**DATASET ROWS**
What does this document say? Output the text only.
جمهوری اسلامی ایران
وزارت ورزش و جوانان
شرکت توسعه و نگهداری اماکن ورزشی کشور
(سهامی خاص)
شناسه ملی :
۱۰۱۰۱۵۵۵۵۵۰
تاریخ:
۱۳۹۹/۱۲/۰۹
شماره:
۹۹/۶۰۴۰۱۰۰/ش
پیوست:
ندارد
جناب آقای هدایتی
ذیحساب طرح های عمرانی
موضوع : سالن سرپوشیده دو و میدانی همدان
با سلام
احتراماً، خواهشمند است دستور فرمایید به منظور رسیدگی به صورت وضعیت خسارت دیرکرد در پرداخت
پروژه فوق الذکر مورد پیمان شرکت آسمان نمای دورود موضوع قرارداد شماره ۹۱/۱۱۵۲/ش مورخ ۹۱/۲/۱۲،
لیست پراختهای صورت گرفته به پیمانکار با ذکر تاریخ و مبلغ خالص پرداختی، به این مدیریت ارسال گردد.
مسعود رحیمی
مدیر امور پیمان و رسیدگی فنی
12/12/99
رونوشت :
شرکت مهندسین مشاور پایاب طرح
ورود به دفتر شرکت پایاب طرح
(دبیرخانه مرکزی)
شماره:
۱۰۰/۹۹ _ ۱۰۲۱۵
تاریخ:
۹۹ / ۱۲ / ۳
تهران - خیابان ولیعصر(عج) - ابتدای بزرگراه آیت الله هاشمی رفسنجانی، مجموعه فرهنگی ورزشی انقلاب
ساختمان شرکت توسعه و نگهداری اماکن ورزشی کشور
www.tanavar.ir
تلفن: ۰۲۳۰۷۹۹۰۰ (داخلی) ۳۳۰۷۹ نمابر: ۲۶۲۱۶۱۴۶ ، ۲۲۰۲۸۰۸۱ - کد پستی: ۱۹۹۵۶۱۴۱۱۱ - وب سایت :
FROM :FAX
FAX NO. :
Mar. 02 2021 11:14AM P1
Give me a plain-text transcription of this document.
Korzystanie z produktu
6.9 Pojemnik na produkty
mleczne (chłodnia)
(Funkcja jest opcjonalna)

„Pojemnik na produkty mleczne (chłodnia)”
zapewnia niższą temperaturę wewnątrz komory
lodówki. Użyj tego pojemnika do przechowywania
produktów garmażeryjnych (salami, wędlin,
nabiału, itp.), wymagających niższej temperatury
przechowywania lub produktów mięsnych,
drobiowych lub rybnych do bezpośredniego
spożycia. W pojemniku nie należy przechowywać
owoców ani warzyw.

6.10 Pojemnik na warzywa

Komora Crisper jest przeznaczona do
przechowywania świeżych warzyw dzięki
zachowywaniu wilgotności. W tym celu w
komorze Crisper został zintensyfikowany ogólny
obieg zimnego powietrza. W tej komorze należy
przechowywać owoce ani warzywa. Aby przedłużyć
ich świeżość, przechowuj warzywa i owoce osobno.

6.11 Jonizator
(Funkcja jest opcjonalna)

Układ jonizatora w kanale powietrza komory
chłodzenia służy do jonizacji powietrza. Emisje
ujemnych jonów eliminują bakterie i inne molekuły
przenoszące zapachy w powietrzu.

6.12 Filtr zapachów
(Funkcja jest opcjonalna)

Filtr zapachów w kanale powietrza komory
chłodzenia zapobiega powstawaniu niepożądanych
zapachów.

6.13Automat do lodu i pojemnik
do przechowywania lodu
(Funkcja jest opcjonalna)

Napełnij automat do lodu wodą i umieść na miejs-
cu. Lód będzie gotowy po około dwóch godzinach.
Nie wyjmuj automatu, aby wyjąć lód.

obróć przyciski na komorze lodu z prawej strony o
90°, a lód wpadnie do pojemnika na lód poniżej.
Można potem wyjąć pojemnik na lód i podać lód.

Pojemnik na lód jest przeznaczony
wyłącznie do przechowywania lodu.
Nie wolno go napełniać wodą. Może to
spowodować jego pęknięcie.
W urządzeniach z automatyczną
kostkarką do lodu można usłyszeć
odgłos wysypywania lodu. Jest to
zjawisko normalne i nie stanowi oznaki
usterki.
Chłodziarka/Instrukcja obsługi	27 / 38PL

**STATED EXERCISE**
Count how many lines above include the word "کشور" and answer with that figure only.

**FINAL RESULT**
2